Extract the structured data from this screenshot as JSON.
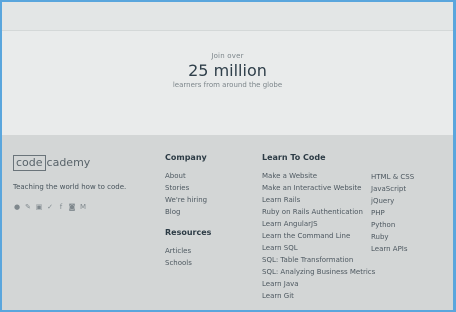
{
  "stats": {
    "prefix": "Join over",
    "count": "25 million",
    "suffix": "learners from around the globe"
  },
  "footer": {
    "logo": {
      "left": "code",
      "right": "cademy"
    },
    "tagline": "Teaching the world how to code.",
    "social_icons": [
      "reddit-icon",
      "google-icon",
      "youtube-icon",
      "twitter-icon",
      "facebook-icon",
      "instagram-icon",
      "medium-icon"
    ],
    "company": {
      "heading": "Company",
      "links": [
        "About",
        "Stories",
        "We're hiring",
        "Blog"
      ]
    },
    "resources": {
      "heading": "Resources",
      "links": [
        "Articles",
        "Schools"
      ]
    },
    "learn": {
      "heading": "Learn To Code",
      "col1": [
        "Make a Website",
        "Make an Interactive Website",
        "Learn Rails",
        "Ruby on Rails Authentication",
        "Learn AngularJS",
        "Learn the Command Line",
        "Learn SQL",
        "SQL: Table Transformation",
        "SQL: Analyzing Business Metrics",
        "Learn Java",
        "Learn Git"
      ],
      "col2": [
        "HTML & CSS",
        "JavaScript",
        "jQuery",
        "PHP",
        "Python",
        "Ruby",
        "Learn APIs"
      ]
    }
  }
}
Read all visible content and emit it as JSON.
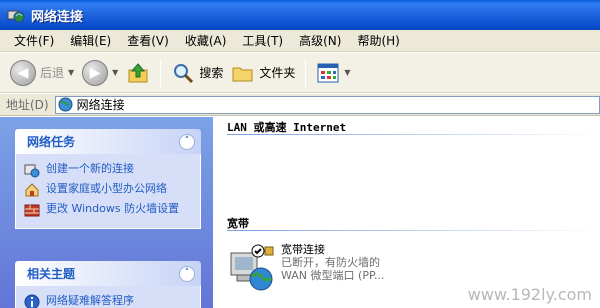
{
  "window": {
    "title": "网络连接"
  },
  "menu": [
    "文件(F)",
    "编辑(E)",
    "查看(V)",
    "收藏(A)",
    "工具(T)",
    "高级(N)",
    "帮助(H)"
  ],
  "toolbar": {
    "back_label": "后退",
    "search_label": "搜索",
    "folders_label": "文件夹"
  },
  "address": {
    "label": "地址(D)",
    "value": "网络连接"
  },
  "network_tasks": {
    "title": "网络任务",
    "items": [
      "创建一个新的连接",
      "设置家庭或小型办公网络",
      "更改 Windows 防火墙设置"
    ]
  },
  "related_topics": {
    "title": "相关主题",
    "items": [
      "网络疑难解答程序"
    ]
  },
  "content": {
    "group_lan": "LAN 或高速 Internet",
    "group_broadband": "宽带",
    "connection": {
      "name": "宽带连接",
      "status": "已断开，有防火墙的",
      "device": "WAN 微型端口 (PP..."
    }
  },
  "watermark": "www.192ly.com",
  "colors": {
    "titlebar": "#0b4fd0",
    "taskpane": "#7ba2e7",
    "link": "#215dc6"
  }
}
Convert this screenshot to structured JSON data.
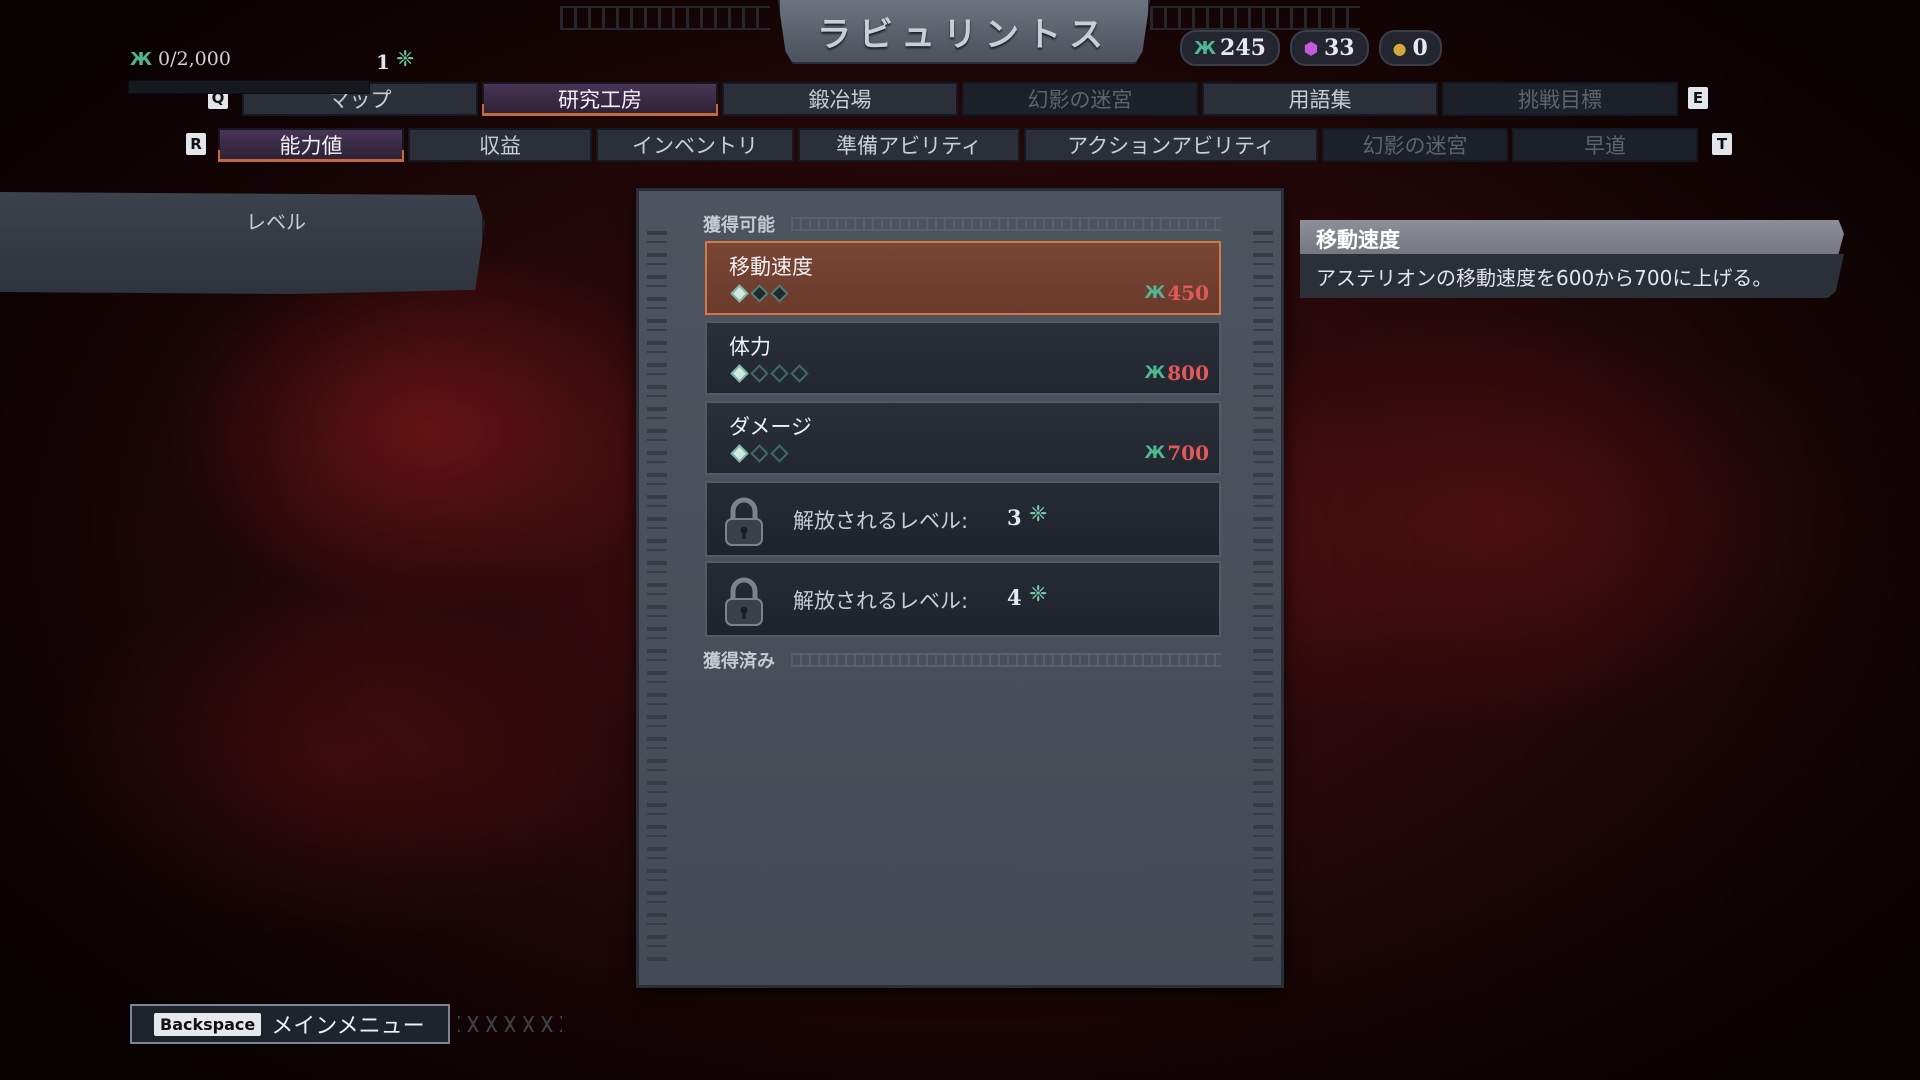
{
  "title": "ラビュリントス",
  "currencies": [
    {
      "icon": "bone-currency-icon",
      "value": "245"
    },
    {
      "icon": "gem-icon",
      "value": "33"
    },
    {
      "icon": "coin-icon",
      "value": "0"
    }
  ],
  "main_tabs": {
    "key_left": "Q",
    "key_right": "E",
    "items": [
      {
        "label": "マップ",
        "state": "normal"
      },
      {
        "label": "研究工房",
        "state": "active"
      },
      {
        "label": "鍛冶場",
        "state": "normal"
      },
      {
        "label": "幻影の迷宮",
        "state": "dim"
      },
      {
        "label": "用語集",
        "state": "normal"
      },
      {
        "label": "挑戦目標",
        "state": "dim"
      }
    ]
  },
  "sub_tabs": {
    "key_left": "R",
    "key_right": "T",
    "items": [
      {
        "label": "能力値",
        "state": "active"
      },
      {
        "label": "収益",
        "state": "normal"
      },
      {
        "label": "インベントリ",
        "state": "normal"
      },
      {
        "label": "準備アビリティ",
        "state": "normal"
      },
      {
        "label": "アクションアビリティ",
        "state": "normal"
      },
      {
        "label": "幻影の迷宮",
        "state": "dim"
      },
      {
        "label": "早道",
        "state": "dim"
      }
    ]
  },
  "level": {
    "label": "レベル",
    "xp": "0/2,000",
    "progress": 0,
    "value": "1"
  },
  "sections": {
    "available": "獲得可能",
    "acquired": "獲得済み"
  },
  "upgrades": [
    {
      "name": "移動速度",
      "pips_total": 3,
      "pips_filled": 1,
      "cost": "450",
      "selected": true
    },
    {
      "name": "体力",
      "pips_total": 4,
      "pips_filled": 1,
      "cost": "800",
      "selected": false
    },
    {
      "name": "ダメージ",
      "pips_total": 3,
      "pips_filled": 1,
      "cost": "700",
      "selected": false
    }
  ],
  "locked": [
    {
      "text": "解放されるレベル:",
      "level": "3"
    },
    {
      "text": "解放されるレベル:",
      "level": "4"
    }
  ],
  "tooltip": {
    "title": "移動速度",
    "description": "アステリオンの移動速度を600から700に上げる。"
  },
  "back": {
    "key": "Backspace",
    "label": "メインメニュー"
  },
  "colors": {
    "accent_orange": "#d07a4a",
    "cost_red": "#e2585a",
    "bone_green": "#4fb892",
    "active_tab": "#4a3457"
  }
}
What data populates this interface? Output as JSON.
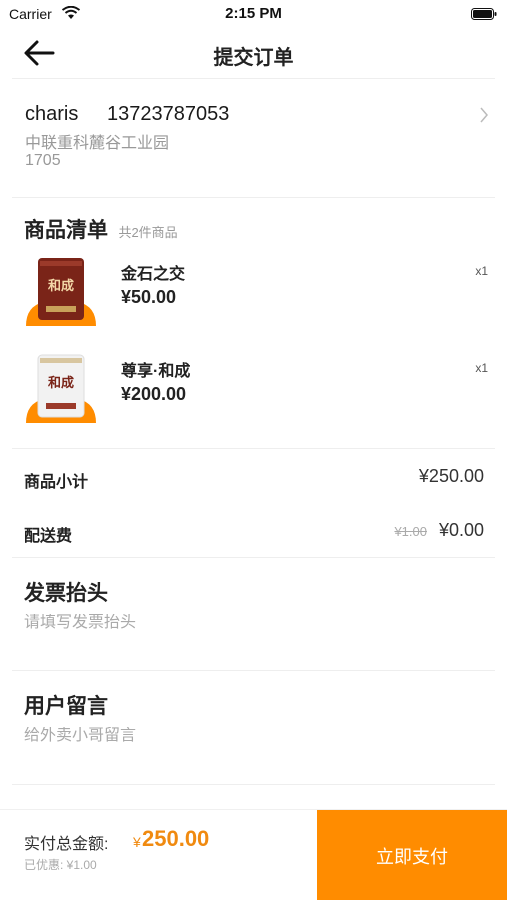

※

## JOB
Only the number is needed: state how many lines in the listing contain "JSON".

## PROBLEM SOLUTION
4